::: ENTRIES PROVIDED

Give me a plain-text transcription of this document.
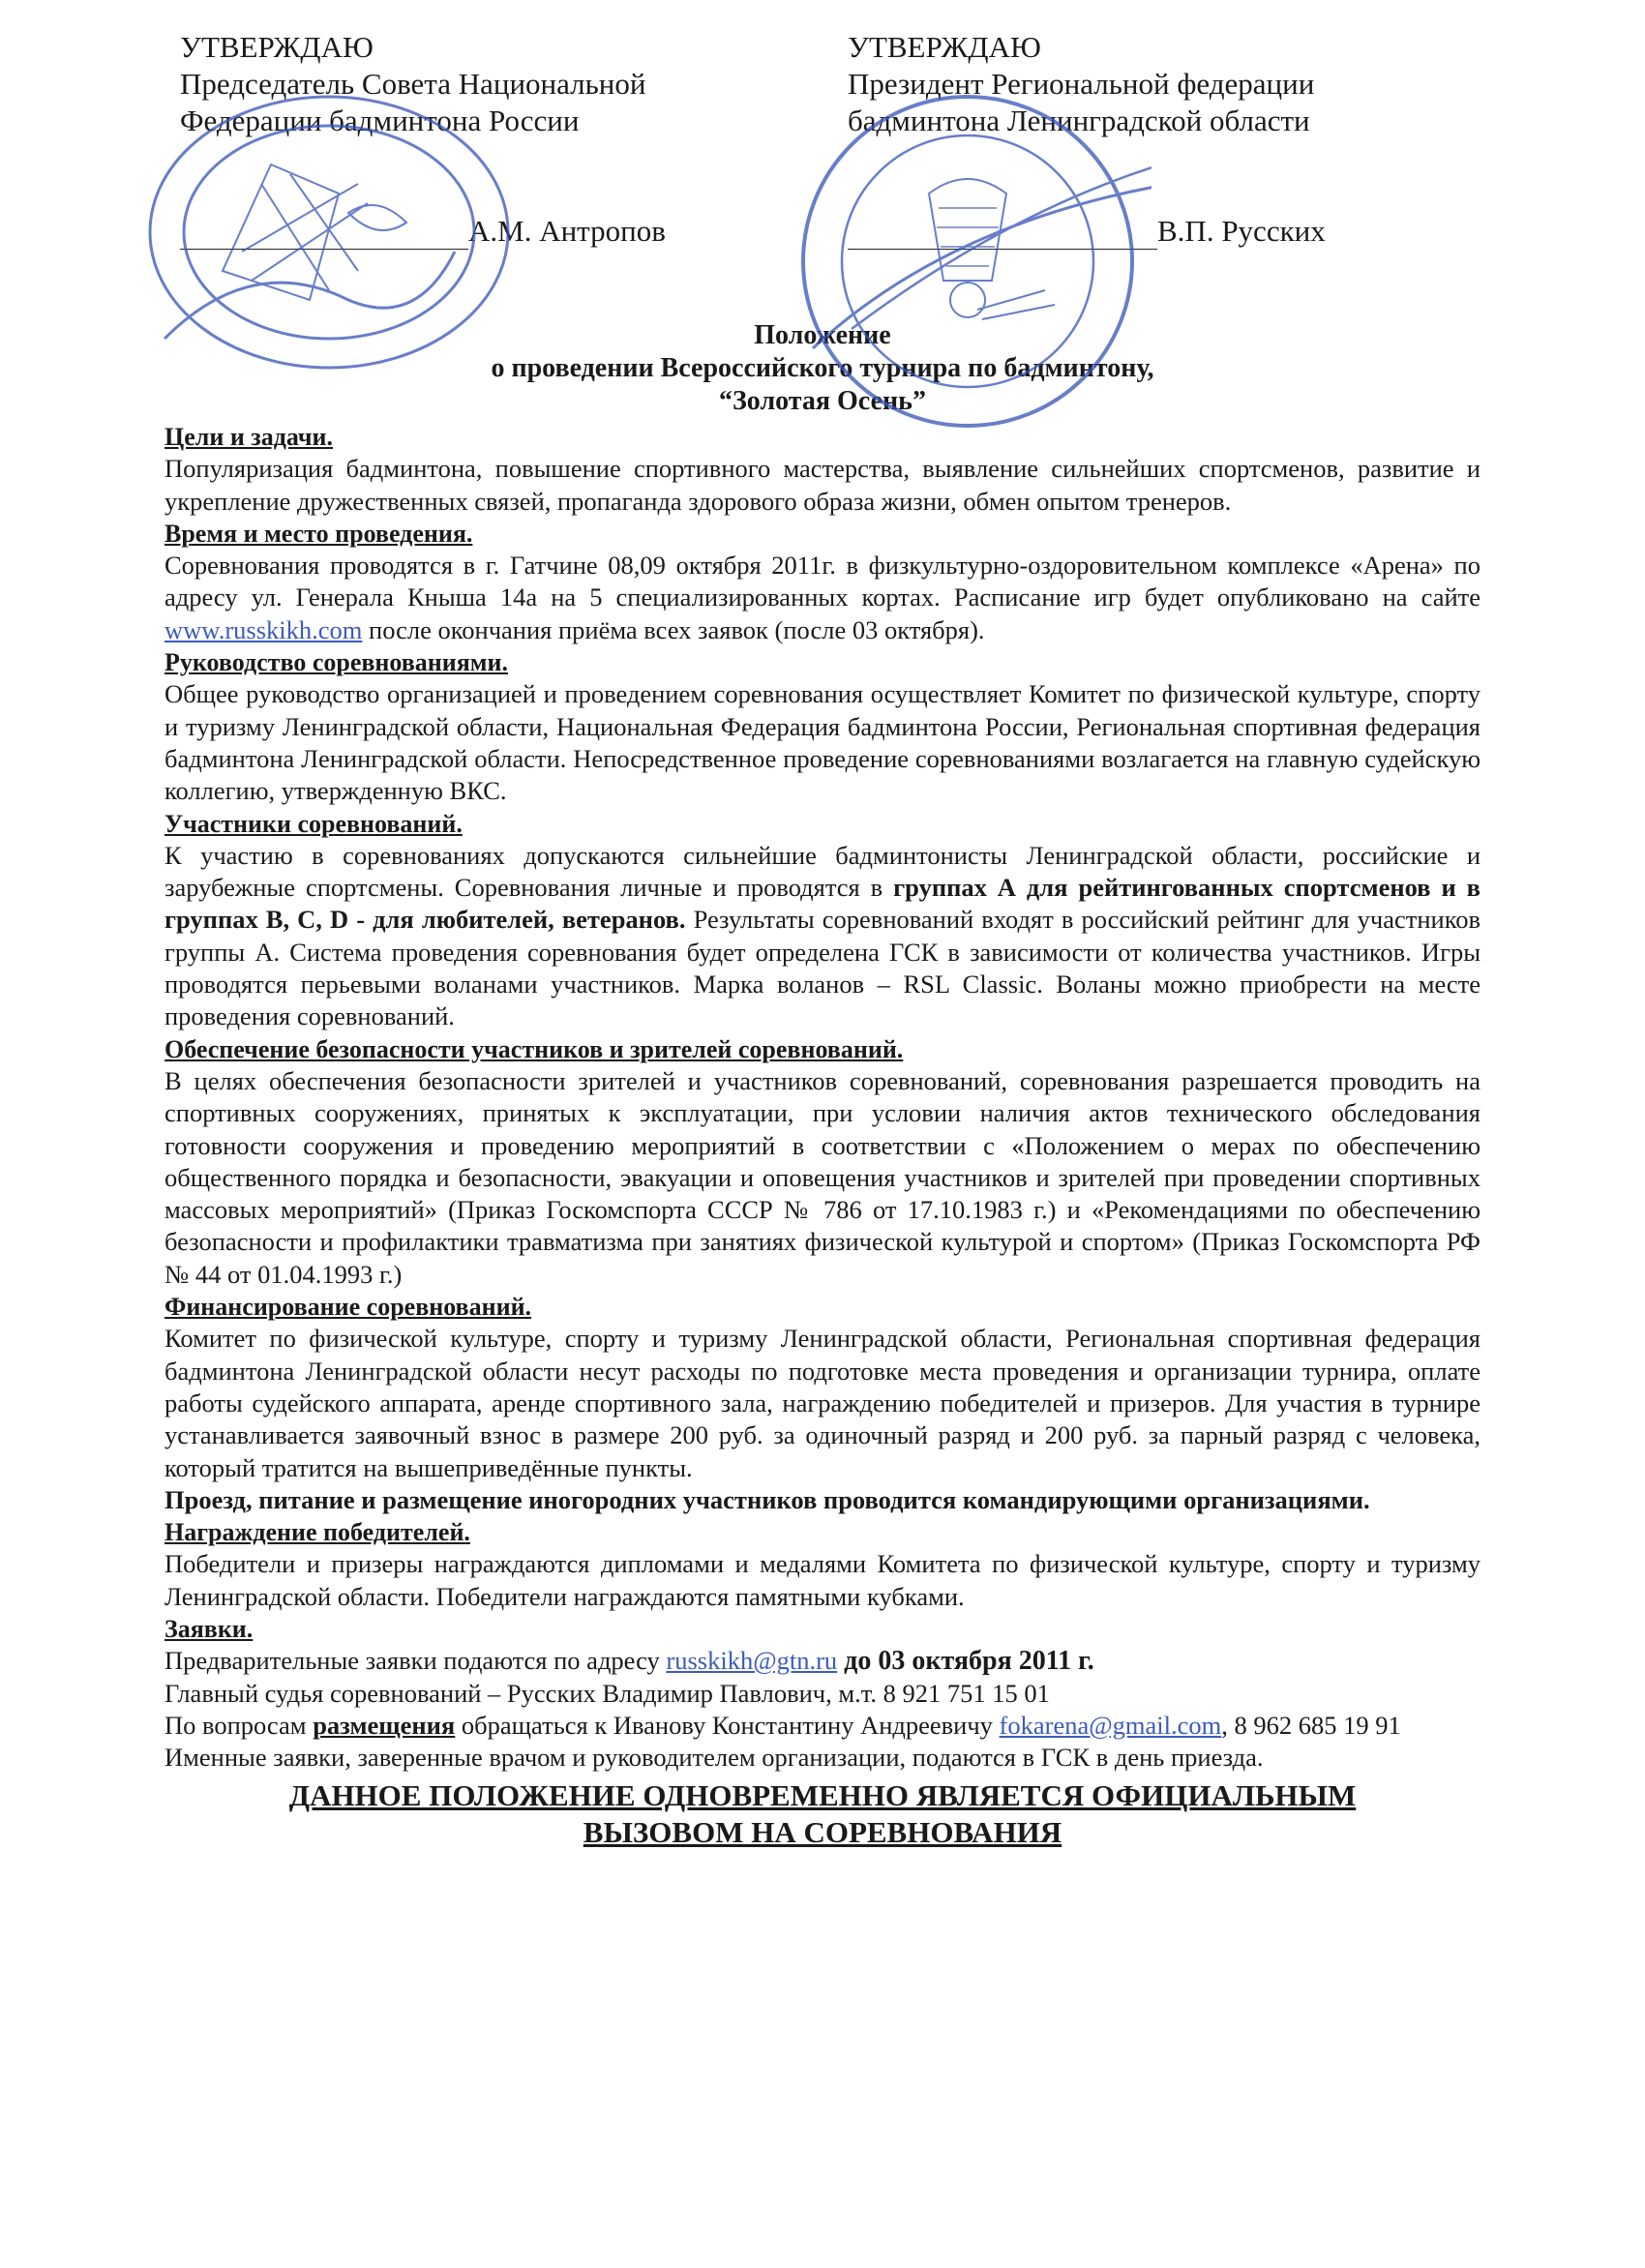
УТВЕРЖДАЮ
Председатель Совета Национальной
Федерации бадминтона России
А.М. Антропов
УТВЕРЖДАЮ
Президент Региональной федерации
бадминтона Ленинградской области
В.П. Русских
Положение
о проведении Всероссийского турнира по бадминтону,
“Золотая Осень”

Цели и задачи.

Популяризация бадминтона, повышение спортивного мастерства, выявление сильнейших спортсменов, развитие и укрепление дружественных связей, пропаганда здорового образа жизни, обмен опытом тренеров.

Время и место проведения.

Соревнования проводятся в г. Гатчине 08,09 октября 2011г. в физкультурно-оздоровительном комплексе «Арена» по адресу ул. Генерала Кныша 14а на 5 специализированных кортах. Расписание игр будет опубликовано на сайте www.russkikh.com после окончания приёма всех заявок (после 03 октября).

Руководство соревнованиями.

Общее руководство организацией и проведением соревнования осуществляет Комитет по физической культуре, спорту и туризму Ленинградской области, Национальная Федерация бадминтона России, Региональная спортивная федерация бадминтона Ленинградской области. Непосредственное проведение соревнованиями возлагается на главную судейскую коллегию, утвержденную ВКС.

Участники соревнований.

К участию в соревнованиях допускаются сильнейшие бадминтонисты Ленинградской области, российские и зарубежные спортсмены. Соревнования личные и проводятся в группах А для рейтингованных спортсменов и в группах B, C, D - для любителей, ветеранов. Результаты соревнований входят в российский рейтинг для участников группы А. Система проведения соревнования будет определена ГСК в зависимости от количества участников. Игры проводятся перьевыми воланами участников. Марка воланов – RSL Classic. Воланы можно приобрести на месте проведения соревнований.

Обеспечение безопасности участников и зрителей соревнований.

В целях обеспечения безопасности зрителей и участников соревнований, соревнования разрешается проводить на спортивных сооружениях, принятых к эксплуатации, при условии наличия актов технического обследования готовности сооружения и проведению мероприятий в соответствии с «Положением о мерах по обеспечению общественного порядка и безопасности, эвакуации и оповещения участников и зрителей при проведении спортивных массовых мероприятий» (Приказ Госкомспорта СССР № 786 от 17.10.1983 г.) и «Рекомендациями по обеспечению безопасности и профилактики травматизма при занятиях физической культурой и спортом» (Приказ Госкомспорта РФ № 44 от 01.04.1993 г.)

Финансирование соревнований.

Комитет по физической культуре, спорту и туризму Ленинградской области, Региональная спортивная федерация бадминтона Ленинградской области несут расходы по подготовке места проведения и организации турнира, оплате работы судейского аппарата, аренде спортивного зала, награждению победителей и призеров. Для участия в турнире устанавливается заявочный взнос в размере 200 руб. за одиночный разряд и 200 руб. за парный разряд с человека, который тратится на вышеприведённые пункты.

Проезд, питание и размещение иногородних участников проводится командирующими организациями.

Награждение победителей.

Победители и призеры награждаются дипломами и медалями Комитета по физической культуре, спорту и туризму Ленинградской области. Победители награждаются памятными кубками.

Заявки.

Предварительные заявки подаются по адресу russkikh@gtn.ru до 03 октября 2011 г.

Главный судья соревнований – Русских Владимир Павлович, м.т. 8 921 751 15 01

По вопросам размещения обращаться к Иванову Константину Андреевичу fokarena@gmail.com, 8 962 685 19 91

Именные заявки, заверенные врачом и руководителем организации, подаются в ГСК в день приезда.

ДАННОЕ ПОЛОЖЕНИЕ ОДНОВРЕМЕННО ЯВЛЯЕТСЯ ОФИЦИАЛЬНЫМ
ВЫЗОВОМ НА СОРЕВНОВАНИЯ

::::::

- _WHAT YOU HAVE TO DO_:
Look through the material above. Copy each line where the word "проводятся" appears.

- _RESULT OF THIS TASK_:
Соревнования проводятся в г. Гатчине 08,09 октября 2011г. в физкультурно-оздоровительном комплексе «Арена» по адресу ул. Генерала Кныша 14а на 5 специализированных кортах. Расписание игр будет опубликовано на сайте www.russkikh.com после окончания приёма всех заявок (после 03 октября).
К участию в соревнованиях допускаются сильнейшие бадминтонисты Ленинградской области, российские и зарубежные спортсмены. Соревнования личные и проводятся в группах А для рейтингованных спортсменов и в группах B, C, D - для любителей, ветеранов. Результаты соревнований входят в российский рейтинг для участников группы А. Система проведения соревнования будет определена ГСК в зависимости от количества участников. Игры проводятся перьевыми воланами участников. Марка воланов – RSL Classic. Воланы можно приобрести на месте проведения соревнований.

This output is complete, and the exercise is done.